BEGIN RAW RECORDS
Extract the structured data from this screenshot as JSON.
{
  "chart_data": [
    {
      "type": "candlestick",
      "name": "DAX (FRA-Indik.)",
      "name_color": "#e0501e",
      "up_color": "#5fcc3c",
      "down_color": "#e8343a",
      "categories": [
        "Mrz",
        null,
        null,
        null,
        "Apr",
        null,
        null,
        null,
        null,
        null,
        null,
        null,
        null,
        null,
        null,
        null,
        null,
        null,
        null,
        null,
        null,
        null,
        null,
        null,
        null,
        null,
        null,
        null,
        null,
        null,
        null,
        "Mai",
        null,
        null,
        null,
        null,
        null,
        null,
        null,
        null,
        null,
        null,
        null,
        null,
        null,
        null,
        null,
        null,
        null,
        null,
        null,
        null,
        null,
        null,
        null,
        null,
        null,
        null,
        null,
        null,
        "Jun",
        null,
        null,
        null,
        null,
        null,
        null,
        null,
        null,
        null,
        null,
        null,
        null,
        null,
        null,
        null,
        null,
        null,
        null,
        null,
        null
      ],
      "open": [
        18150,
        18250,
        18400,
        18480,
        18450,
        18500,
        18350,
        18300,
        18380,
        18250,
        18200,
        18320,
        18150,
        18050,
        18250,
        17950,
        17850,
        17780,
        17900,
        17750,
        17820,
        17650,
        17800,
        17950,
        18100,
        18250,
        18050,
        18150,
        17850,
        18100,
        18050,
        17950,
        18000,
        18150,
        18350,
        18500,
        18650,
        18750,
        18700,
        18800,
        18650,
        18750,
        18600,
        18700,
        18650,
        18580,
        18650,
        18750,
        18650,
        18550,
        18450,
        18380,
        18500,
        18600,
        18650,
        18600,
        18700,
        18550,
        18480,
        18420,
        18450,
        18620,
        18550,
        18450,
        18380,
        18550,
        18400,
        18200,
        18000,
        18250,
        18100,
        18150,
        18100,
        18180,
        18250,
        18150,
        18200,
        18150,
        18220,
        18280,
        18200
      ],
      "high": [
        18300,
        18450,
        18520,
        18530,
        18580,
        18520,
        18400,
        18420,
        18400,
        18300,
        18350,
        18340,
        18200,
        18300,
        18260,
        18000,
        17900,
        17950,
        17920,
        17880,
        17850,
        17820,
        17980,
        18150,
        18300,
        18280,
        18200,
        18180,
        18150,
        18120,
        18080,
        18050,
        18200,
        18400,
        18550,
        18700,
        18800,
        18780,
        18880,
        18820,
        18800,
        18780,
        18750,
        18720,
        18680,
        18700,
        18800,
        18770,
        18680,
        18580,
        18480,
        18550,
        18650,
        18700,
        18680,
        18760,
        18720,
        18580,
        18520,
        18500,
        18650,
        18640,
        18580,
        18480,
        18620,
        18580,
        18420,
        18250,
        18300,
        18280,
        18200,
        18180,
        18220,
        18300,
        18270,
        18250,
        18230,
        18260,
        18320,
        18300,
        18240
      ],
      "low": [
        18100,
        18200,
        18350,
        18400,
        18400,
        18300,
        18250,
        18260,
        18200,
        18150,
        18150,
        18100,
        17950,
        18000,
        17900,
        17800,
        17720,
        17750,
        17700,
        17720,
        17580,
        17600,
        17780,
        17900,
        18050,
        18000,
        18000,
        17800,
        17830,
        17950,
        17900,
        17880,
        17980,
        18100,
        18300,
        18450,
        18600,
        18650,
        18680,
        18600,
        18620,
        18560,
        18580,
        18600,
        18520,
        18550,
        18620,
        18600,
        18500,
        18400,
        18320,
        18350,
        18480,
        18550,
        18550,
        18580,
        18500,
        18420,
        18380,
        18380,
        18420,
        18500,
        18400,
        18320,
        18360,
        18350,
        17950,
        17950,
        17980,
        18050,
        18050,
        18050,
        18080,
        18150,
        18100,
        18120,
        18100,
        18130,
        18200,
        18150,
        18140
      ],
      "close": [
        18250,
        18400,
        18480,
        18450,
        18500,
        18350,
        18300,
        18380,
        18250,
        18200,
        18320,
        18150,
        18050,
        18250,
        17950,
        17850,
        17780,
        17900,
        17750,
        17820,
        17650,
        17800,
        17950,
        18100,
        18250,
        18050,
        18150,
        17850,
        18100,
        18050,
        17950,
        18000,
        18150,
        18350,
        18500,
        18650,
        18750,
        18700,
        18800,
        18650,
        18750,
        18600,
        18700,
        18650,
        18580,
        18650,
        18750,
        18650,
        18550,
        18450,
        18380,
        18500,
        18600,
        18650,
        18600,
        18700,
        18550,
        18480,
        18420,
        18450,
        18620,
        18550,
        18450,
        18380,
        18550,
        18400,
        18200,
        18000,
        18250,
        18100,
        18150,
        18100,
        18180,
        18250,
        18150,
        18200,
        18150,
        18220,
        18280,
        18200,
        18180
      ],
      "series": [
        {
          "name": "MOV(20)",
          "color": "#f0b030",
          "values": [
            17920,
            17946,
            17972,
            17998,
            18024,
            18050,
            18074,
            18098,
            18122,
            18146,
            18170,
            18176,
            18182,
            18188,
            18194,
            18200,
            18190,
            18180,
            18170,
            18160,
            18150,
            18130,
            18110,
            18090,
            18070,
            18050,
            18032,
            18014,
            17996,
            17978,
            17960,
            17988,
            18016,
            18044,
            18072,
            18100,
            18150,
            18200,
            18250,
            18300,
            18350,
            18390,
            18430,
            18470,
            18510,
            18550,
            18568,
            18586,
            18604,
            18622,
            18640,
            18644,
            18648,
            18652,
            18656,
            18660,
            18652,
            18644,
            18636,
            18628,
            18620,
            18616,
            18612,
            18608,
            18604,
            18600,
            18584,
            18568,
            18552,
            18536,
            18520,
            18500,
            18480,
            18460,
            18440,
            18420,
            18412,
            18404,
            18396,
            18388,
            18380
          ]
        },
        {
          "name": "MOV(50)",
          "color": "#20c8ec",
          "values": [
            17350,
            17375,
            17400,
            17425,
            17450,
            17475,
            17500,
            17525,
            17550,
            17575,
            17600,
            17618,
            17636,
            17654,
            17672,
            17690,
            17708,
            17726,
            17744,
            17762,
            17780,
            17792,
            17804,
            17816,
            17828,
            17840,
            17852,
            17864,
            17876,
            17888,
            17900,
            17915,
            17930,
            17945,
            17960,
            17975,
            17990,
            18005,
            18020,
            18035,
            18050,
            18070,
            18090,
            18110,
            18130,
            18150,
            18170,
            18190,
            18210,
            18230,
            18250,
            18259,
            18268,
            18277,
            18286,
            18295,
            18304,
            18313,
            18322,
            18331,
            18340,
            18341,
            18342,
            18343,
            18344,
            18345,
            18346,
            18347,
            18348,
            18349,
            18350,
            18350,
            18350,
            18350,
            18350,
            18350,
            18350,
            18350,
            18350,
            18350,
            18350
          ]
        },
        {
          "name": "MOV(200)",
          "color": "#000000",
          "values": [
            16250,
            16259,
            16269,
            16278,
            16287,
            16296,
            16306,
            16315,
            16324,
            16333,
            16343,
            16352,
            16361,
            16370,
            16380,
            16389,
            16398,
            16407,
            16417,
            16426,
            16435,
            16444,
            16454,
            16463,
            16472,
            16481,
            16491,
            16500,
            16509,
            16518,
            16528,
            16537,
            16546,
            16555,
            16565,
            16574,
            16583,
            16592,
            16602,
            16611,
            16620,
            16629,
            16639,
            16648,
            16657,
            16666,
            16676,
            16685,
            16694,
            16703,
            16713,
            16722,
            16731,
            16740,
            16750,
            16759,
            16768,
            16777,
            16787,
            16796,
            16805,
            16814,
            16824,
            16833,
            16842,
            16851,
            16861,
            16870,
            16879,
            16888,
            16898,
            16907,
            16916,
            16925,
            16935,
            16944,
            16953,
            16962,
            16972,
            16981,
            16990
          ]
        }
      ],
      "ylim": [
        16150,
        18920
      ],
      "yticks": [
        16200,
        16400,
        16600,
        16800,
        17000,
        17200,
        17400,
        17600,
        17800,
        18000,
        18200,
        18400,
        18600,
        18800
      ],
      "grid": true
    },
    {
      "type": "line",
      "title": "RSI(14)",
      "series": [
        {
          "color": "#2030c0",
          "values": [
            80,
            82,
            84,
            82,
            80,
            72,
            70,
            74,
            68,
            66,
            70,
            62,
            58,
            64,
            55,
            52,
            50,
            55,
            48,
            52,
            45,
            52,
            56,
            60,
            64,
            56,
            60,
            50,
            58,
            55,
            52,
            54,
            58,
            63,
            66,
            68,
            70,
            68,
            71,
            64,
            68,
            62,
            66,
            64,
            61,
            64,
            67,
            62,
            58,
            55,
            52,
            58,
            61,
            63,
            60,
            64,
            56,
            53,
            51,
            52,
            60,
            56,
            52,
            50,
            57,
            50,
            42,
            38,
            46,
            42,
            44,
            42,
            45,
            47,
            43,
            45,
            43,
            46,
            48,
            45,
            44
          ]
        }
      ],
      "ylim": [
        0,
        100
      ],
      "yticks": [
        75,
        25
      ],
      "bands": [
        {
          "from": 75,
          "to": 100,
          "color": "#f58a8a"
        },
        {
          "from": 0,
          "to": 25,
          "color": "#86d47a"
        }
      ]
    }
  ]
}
END RAW RECORDS
DIRECTIVE
Within the data above, pick out all lines holding the word "from".

EXERCISE RESULT
Extract the structured data from this screenshot as JSON.
          "from": 75,
          "from": 0,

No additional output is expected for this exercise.